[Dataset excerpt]
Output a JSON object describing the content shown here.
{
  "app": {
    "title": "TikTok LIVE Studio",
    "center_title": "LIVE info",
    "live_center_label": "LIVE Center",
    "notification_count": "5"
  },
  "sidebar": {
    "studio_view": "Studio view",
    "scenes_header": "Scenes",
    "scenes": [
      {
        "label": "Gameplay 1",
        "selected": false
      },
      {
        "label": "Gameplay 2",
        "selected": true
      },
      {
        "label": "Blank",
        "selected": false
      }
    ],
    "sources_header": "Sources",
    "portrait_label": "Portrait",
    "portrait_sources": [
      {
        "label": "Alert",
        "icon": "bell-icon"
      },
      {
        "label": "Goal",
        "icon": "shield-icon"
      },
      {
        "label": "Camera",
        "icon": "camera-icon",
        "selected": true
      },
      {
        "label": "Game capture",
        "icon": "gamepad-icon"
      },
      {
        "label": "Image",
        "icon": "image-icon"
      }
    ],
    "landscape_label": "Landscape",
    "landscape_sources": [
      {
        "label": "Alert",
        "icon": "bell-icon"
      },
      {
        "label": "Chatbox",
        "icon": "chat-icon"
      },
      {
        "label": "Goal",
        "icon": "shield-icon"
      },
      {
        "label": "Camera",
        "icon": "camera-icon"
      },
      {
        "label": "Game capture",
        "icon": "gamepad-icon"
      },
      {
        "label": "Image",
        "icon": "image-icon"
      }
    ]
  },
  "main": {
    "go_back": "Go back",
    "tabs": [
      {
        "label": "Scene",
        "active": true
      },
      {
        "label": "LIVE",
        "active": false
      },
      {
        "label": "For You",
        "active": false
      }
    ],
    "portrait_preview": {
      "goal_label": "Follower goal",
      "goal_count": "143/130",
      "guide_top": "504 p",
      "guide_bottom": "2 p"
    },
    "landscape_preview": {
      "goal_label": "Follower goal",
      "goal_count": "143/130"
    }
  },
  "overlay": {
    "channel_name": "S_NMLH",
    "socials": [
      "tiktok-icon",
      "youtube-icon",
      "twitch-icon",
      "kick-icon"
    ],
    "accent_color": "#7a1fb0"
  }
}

Task prompt: Please output the entire listing exactly as it stands.

Output of the task:
Output a JSON object describing the content shown here.
{
  "app": {
    "title": "TikTok LIVE Studio",
    "center_title": "LIVE info",
    "live_center_label": "LIVE Center",
    "notification_count": "5"
  },
  "sidebar": {
    "studio_view": "Studio view",
    "scenes_header": "Scenes",
    "scenes": [
      {
        "label": "Gameplay 1",
        "selected": false
      },
      {
        "label": "Gameplay 2",
        "selected": true
      },
      {
        "label": "Blank",
        "selected": false
      }
    ],
    "sources_header": "Sources",
    "portrait_label": "Portrait",
    "portrait_sources": [
      {
        "label": "Alert",
        "icon": "bell-icon"
      },
      {
        "label": "Goal",
        "icon": "shield-icon"
      },
      {
        "label": "Camera",
        "icon": "camera-icon",
        "selected": true
      },
      {
        "label": "Game capture",
        "icon": "gamepad-icon"
      },
      {
        "label": "Image",
        "icon": "image-icon"
      }
    ],
    "landscape_label": "Landscape",
    "landscape_sources": [
      {
        "label": "Alert",
        "icon": "bell-icon"
      },
      {
        "label": "Chatbox",
        "icon": "chat-icon"
      },
      {
        "label": "Goal",
        "icon": "shield-icon"
      },
      {
        "label": "Camera",
        "icon": "camera-icon"
      },
      {
        "label": "Game capture",
        "icon": "gamepad-icon"
      },
      {
        "label": "Image",
        "icon": "image-icon"
      }
    ]
  },
  "main": {
    "go_back": "Go back",
    "tabs": [
      {
        "label": "Scene",
        "active": true
      },
      {
        "label": "LIVE",
        "active": false
      },
      {
        "label": "For You",
        "active": false
      }
    ],
    "portrait_preview": {
      "goal_label": "Follower goal",
      "goal_count": "143/130",
      "guide_top": "504 p",
      "guide_bottom": "2 p"
    },
    "landscape_preview": {
      "goal_label": "Follower goal",
      "goal_count": "143/130"
    }
  },
  "overlay": {
    "channel_name": "S_NMLH",
    "socials": [
      "tiktok-icon",
      "youtube-icon",
      "twitch-icon",
      "kick-icon"
    ],
    "accent_color": "#7a1fb0"
  }
}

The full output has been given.